Task details :: Restate all the material verbatim, except for the pictures.

--- BEGIN Entries provided ---

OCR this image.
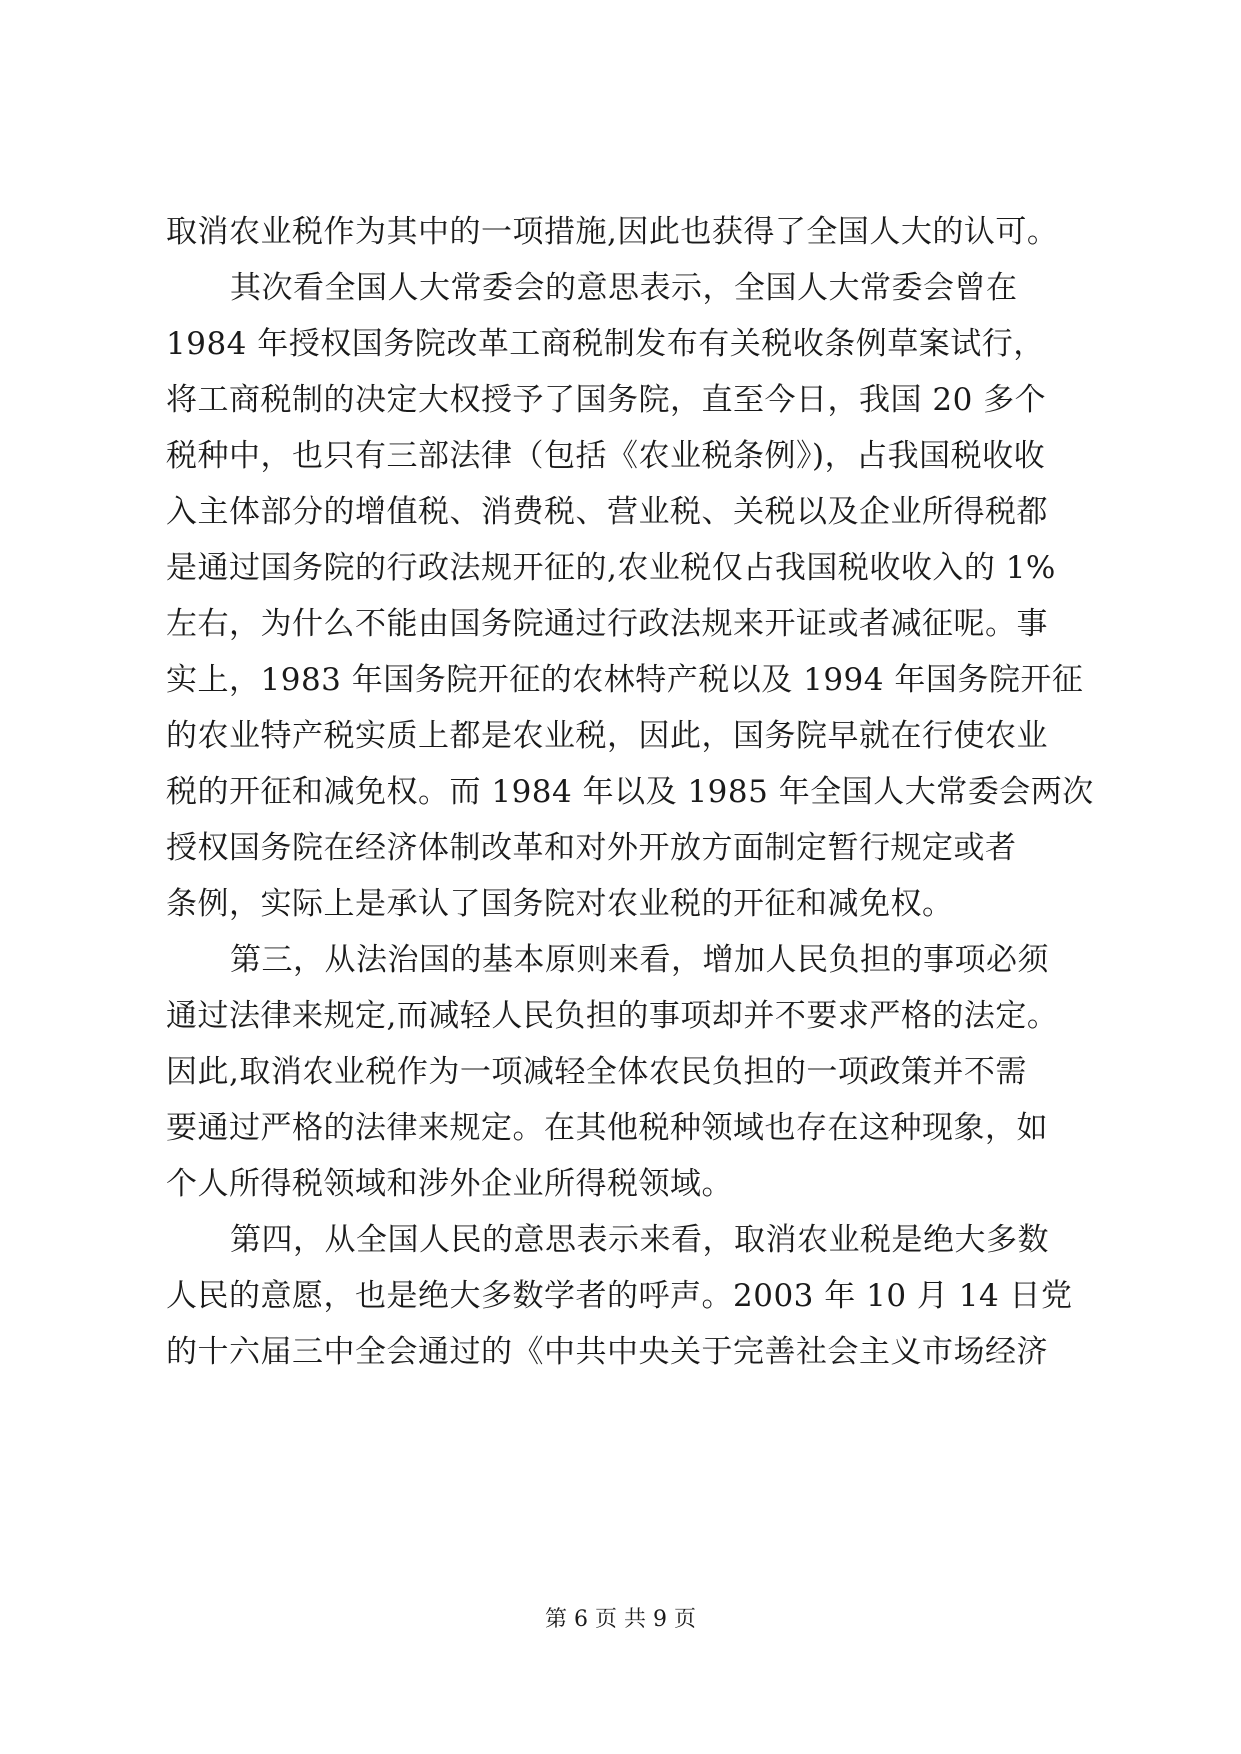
取消农业税作为其中的一项措施,因此也获得了全国人大的认可。
其次看全国人大常委会的意思表示，全国人大常委会曾在
1984 年授权国务院改革工商税制发布有关税收条例草案试行，
将工商税制的决定大权授予了国务院，直至今日，我国 20 多个
税种中，也只有三部法律（包括《农业税条例》)，占我国税收收
入主体部分的增值税、消费税、营业税、关税以及企业所得税都
是通过国务院的行政法规开征的,农业税仅占我国税收收入的 1%
左右，为什么不能由国务院通过行政法规来开证或者减征呢。事
实上，1983 年国务院开征的农林特产税以及 1994 年国务院开征
的农业特产税实质上都是农业税，因此，国务院早就在行使农业
税的开征和减免权。而 1984 年以及 1985 年全国人大常委会两次
授权国务院在经济体制改革和对外开放方面制定暂行规定或者
条例，实际上是承认了国务院对农业税的开征和减免权。
第三，从法治国的基本原则来看，增加人民负担的事项必须
通过法律来规定,而减轻人民负担的事项却并不要求严格的法定。
因此,取消农业税作为一项减轻全体农民负担的一项政策并不需
要通过严格的法律来规定。在其他税种领域也存在这种现象，如
个人所得税领域和涉外企业所得税领域。
第四，从全国人民的意思表示来看，取消农业税是绝大多数
人民的意愿，也是绝大多数学者的呼声。2003 年 10 月 14 日党
的十六届三中全会通过的《中共中央关于完善社会主义市场经济
第 6 页 共 9 页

--- END Entries provided ---

Written solution ::
OCR this image.
取消农业税作为其中的一项措施,因此也获得了全国人大的认可。
其次看全国人大常委会的意思表示，全国人大常委会曾在
1984 年授权国务院改革工商税制发布有关税收条例草案试行，
将工商税制的决定大权授予了国务院，直至今日，我国 20 多个
税种中，也只有三部法律（包括《农业税条例》)，占我国税收收
入主体部分的增值税、消费税、营业税、关税以及企业所得税都
是通过国务院的行政法规开征的,农业税仅占我国税收收入的 1%
左右，为什么不能由国务院通过行政法规来开证或者减征呢。事
实上，1983 年国务院开征的农林特产税以及 1994 年国务院开征
的农业特产税实质上都是农业税，因此，国务院早就在行使农业
税的开征和减免权。而 1984 年以及 1985 年全国人大常委会两次
授权国务院在经济体制改革和对外开放方面制定暂行规定或者
条例，实际上是承认了国务院对农业税的开征和减免权。
第三，从法治国的基本原则来看，增加人民负担的事项必须
通过法律来规定,而减轻人民负担的事项却并不要求严格的法定。
因此,取消农业税作为一项减轻全体农民负担的一项政策并不需
要通过严格的法律来规定。在其他税种领域也存在这种现象，如
个人所得税领域和涉外企业所得税领域。
第四，从全国人民的意思表示来看，取消农业税是绝大多数
人民的意愿，也是绝大多数学者的呼声。2003 年 10 月 14 日党
的十六届三中全会通过的《中共中央关于完善社会主义市场经济
第 6 页 共 9 页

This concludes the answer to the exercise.